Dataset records
○ ○ ○ ○
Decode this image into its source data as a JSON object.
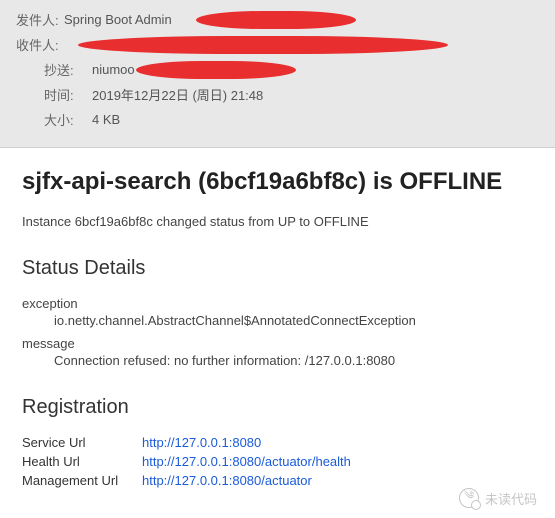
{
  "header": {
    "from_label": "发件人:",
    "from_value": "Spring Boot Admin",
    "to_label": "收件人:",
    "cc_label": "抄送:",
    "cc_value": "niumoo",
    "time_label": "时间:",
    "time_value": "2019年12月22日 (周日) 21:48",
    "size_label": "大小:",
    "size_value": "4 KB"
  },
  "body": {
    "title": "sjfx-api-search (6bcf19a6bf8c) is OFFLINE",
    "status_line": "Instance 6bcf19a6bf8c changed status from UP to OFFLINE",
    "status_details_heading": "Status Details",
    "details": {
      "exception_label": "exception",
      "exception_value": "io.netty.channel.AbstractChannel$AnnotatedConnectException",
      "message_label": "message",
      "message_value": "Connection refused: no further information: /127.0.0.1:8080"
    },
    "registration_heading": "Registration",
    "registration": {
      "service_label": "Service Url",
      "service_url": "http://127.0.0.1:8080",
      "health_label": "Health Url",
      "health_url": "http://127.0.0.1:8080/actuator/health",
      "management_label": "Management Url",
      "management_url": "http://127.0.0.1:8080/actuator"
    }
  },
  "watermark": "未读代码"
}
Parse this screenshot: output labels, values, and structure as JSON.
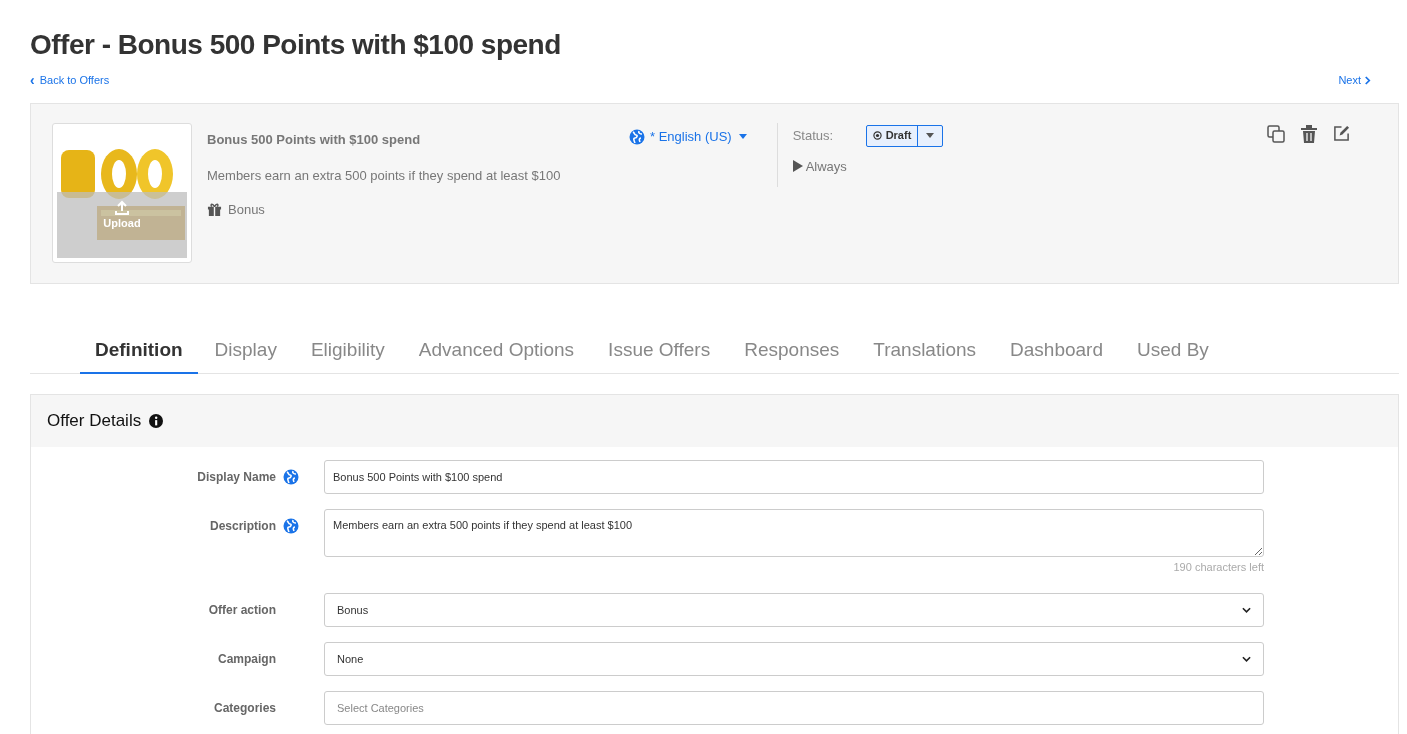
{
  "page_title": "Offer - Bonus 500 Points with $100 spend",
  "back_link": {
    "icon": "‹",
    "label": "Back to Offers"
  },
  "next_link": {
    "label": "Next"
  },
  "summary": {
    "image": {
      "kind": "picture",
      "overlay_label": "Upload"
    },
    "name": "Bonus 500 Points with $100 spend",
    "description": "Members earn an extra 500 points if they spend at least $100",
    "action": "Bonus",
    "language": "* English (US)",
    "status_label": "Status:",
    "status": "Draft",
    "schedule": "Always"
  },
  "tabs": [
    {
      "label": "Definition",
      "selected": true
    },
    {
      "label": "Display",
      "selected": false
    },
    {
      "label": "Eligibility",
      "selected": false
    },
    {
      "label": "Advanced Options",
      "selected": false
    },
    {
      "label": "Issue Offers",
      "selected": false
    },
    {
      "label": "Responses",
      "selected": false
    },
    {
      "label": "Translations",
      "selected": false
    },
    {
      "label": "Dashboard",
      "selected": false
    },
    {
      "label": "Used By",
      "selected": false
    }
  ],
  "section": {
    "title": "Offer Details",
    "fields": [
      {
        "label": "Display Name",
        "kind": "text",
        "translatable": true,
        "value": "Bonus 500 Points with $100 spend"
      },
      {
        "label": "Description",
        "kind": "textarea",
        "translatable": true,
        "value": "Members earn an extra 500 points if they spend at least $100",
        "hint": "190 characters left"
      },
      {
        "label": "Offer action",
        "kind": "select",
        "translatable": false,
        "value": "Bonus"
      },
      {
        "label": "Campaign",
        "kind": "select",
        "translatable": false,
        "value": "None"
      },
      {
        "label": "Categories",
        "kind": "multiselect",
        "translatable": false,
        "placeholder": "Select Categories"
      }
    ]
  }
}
○ ○ ○ ○
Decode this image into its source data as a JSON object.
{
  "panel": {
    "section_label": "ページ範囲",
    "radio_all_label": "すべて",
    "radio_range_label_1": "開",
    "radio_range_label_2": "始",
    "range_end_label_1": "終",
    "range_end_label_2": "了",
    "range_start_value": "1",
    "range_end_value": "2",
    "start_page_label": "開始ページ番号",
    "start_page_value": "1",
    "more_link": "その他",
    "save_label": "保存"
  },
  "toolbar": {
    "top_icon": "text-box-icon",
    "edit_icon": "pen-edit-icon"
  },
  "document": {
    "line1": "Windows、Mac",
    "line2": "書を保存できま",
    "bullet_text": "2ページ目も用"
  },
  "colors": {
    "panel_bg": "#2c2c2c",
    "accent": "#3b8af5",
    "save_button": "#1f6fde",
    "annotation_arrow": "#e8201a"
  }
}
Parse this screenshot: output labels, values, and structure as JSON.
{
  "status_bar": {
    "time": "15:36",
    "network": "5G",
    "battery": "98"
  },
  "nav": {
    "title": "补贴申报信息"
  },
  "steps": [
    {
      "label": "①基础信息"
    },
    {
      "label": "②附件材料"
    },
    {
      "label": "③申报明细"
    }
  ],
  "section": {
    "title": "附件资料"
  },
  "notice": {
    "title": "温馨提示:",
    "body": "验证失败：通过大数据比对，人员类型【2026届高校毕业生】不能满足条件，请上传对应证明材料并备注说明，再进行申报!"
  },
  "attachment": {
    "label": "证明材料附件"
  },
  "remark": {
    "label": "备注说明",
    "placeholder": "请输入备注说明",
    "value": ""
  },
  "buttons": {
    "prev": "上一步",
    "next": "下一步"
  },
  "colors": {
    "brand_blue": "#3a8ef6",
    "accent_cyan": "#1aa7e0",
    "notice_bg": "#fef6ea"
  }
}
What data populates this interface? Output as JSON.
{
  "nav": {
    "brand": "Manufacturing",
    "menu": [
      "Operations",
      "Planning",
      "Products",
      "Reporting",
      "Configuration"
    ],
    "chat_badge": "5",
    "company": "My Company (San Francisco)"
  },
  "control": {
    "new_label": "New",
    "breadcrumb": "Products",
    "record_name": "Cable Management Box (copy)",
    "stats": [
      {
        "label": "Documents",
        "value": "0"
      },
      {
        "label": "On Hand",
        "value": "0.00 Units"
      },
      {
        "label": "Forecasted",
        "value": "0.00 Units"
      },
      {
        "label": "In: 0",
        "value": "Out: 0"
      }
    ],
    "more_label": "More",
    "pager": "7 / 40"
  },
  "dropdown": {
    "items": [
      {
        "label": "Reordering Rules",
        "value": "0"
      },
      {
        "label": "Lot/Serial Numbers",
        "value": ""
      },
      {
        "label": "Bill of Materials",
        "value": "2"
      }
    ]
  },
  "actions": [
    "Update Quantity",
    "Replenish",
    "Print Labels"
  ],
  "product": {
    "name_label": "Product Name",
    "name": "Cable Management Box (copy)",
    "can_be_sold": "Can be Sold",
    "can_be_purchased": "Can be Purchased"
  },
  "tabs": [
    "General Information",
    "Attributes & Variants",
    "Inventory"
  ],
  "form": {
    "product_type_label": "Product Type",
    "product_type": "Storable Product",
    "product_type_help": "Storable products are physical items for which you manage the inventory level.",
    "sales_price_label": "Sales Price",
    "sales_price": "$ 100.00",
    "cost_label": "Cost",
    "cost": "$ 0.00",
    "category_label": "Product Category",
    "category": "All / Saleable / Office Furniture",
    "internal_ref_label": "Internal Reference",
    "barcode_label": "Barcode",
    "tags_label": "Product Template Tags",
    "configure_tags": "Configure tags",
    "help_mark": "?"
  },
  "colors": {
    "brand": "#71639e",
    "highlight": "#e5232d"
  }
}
○ ○ ○ ○
▶ _What is asked_
What is the number of lines in the data that hold the word "earn"? Reply with that number and nothing else.

▶ _Finished exercise_
2